Data entries:
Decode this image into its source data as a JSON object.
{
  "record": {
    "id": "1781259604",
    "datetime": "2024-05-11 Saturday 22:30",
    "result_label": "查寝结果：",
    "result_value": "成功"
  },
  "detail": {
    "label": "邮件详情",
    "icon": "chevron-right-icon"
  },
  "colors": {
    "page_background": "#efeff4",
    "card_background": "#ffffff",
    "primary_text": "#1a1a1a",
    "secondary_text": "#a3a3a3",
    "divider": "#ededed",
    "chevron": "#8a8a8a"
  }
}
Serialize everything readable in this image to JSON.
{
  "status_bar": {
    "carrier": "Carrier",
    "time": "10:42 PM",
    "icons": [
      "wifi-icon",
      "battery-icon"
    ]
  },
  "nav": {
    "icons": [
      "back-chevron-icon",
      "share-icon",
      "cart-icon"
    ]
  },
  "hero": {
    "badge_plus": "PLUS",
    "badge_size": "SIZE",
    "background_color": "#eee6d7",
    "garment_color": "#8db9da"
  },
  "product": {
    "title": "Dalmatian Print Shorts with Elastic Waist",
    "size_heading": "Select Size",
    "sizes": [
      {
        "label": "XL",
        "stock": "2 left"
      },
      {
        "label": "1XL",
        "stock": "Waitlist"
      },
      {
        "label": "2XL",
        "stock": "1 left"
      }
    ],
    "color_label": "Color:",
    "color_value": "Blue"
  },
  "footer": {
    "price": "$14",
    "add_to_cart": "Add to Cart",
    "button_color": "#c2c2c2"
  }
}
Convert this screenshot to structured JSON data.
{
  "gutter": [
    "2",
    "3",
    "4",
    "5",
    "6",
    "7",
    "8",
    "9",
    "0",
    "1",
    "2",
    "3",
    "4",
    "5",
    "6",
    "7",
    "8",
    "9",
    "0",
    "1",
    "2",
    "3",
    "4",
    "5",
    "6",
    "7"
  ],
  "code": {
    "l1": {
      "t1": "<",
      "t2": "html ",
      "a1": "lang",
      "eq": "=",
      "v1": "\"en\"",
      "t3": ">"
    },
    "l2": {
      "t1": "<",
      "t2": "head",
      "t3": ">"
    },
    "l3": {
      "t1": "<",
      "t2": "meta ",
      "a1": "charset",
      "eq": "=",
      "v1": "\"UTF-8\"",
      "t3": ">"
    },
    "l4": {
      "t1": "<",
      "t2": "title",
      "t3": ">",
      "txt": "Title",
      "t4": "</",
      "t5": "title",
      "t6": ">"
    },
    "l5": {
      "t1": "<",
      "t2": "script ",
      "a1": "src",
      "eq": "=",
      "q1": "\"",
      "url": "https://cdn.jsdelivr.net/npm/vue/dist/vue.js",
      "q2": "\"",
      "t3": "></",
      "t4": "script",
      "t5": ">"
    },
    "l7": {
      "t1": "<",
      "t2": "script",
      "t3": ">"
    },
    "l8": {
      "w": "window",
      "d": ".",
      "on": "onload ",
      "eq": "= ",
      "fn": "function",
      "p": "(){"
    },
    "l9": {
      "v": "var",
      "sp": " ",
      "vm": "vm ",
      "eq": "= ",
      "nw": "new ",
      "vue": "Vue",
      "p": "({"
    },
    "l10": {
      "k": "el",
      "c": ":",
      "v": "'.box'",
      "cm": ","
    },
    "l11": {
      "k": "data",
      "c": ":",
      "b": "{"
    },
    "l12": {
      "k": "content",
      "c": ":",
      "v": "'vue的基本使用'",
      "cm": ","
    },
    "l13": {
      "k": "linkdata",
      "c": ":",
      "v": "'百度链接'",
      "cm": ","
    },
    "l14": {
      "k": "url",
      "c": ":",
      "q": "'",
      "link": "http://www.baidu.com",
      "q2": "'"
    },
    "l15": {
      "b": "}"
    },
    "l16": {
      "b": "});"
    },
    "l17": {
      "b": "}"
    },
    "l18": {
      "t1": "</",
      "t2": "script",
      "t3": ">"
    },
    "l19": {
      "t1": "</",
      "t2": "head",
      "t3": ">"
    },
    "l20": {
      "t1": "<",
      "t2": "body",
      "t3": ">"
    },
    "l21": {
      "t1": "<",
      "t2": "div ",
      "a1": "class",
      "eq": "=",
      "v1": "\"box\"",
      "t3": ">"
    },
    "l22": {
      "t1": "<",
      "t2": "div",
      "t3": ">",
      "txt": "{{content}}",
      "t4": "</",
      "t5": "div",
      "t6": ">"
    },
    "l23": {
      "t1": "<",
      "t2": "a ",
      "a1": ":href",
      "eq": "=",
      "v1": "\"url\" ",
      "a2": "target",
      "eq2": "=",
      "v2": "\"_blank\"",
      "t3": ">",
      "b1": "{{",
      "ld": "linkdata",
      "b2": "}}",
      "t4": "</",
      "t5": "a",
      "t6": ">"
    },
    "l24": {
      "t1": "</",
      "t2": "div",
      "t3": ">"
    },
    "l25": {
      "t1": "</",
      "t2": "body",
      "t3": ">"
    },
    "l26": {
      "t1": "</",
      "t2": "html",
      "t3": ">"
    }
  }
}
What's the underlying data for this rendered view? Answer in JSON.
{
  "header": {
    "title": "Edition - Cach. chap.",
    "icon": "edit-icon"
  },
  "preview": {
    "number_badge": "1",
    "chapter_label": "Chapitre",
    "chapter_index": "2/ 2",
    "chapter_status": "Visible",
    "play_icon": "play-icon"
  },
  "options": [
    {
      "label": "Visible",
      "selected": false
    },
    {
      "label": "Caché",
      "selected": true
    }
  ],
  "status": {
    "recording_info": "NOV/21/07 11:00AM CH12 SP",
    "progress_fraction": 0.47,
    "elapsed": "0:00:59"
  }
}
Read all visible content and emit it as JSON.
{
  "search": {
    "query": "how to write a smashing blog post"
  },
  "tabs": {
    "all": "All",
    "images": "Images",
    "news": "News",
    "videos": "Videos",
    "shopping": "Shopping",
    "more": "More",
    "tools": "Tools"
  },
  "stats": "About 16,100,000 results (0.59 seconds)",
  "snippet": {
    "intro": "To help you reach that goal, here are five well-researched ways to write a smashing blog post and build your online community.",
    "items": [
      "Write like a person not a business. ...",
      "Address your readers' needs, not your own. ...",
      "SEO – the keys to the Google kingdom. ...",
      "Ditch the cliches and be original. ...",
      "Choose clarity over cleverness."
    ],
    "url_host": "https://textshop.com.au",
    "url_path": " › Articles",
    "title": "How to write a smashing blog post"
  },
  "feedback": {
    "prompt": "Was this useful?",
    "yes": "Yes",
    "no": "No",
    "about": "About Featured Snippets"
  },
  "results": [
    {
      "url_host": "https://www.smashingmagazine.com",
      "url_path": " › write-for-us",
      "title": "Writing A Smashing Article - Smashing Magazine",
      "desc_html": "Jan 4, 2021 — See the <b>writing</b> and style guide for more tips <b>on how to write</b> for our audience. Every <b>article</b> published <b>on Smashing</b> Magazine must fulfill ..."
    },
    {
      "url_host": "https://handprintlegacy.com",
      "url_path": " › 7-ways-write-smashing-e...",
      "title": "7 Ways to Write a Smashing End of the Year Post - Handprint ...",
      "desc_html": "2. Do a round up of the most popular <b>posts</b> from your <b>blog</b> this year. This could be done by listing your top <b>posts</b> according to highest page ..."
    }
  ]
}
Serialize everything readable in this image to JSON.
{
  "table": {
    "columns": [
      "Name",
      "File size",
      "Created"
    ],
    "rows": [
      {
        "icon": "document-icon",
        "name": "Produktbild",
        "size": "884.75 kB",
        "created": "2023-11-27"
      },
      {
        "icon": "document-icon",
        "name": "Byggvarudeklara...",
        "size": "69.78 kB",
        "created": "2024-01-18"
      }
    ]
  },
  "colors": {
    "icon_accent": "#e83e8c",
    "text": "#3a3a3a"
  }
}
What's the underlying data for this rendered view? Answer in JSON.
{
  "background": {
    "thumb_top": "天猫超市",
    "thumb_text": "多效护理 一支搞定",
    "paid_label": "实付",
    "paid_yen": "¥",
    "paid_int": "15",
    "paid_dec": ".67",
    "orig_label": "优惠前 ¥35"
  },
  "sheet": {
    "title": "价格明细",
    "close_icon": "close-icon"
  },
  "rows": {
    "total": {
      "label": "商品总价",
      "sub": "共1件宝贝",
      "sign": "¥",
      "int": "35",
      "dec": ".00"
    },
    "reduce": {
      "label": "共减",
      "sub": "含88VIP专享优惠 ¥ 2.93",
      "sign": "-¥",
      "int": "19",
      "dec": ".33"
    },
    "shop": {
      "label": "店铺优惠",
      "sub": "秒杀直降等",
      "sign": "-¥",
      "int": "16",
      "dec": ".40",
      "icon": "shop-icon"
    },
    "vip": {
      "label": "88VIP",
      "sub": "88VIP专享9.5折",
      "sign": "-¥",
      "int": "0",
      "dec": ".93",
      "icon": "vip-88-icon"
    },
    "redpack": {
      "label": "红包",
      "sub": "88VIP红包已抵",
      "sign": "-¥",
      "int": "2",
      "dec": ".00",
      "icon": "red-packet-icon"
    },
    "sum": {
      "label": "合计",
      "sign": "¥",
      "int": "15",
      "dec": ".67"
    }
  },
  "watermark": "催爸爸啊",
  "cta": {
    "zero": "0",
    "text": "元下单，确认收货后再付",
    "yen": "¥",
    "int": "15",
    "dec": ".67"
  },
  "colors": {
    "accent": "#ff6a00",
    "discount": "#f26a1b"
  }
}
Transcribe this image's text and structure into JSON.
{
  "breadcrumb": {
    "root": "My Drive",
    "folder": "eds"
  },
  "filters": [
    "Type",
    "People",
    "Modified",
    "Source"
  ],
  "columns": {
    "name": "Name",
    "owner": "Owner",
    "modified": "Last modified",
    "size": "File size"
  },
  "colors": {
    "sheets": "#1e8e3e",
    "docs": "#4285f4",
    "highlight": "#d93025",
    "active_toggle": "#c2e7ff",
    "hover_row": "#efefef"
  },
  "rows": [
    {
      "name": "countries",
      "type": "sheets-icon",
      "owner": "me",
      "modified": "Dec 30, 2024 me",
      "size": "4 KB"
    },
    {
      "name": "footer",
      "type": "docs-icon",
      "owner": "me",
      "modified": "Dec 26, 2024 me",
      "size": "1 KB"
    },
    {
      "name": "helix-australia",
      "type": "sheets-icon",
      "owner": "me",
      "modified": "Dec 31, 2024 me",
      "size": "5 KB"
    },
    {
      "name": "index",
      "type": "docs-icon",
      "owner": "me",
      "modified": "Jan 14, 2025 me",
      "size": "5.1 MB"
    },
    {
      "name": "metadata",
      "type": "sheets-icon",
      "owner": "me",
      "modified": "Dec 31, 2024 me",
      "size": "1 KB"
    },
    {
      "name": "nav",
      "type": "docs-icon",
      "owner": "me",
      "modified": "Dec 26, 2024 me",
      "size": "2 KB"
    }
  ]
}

Set exercise:
Check each line of the data above for the word "script" and say how many lines contain it, giving nothing besides the number.

Solution for this task:
4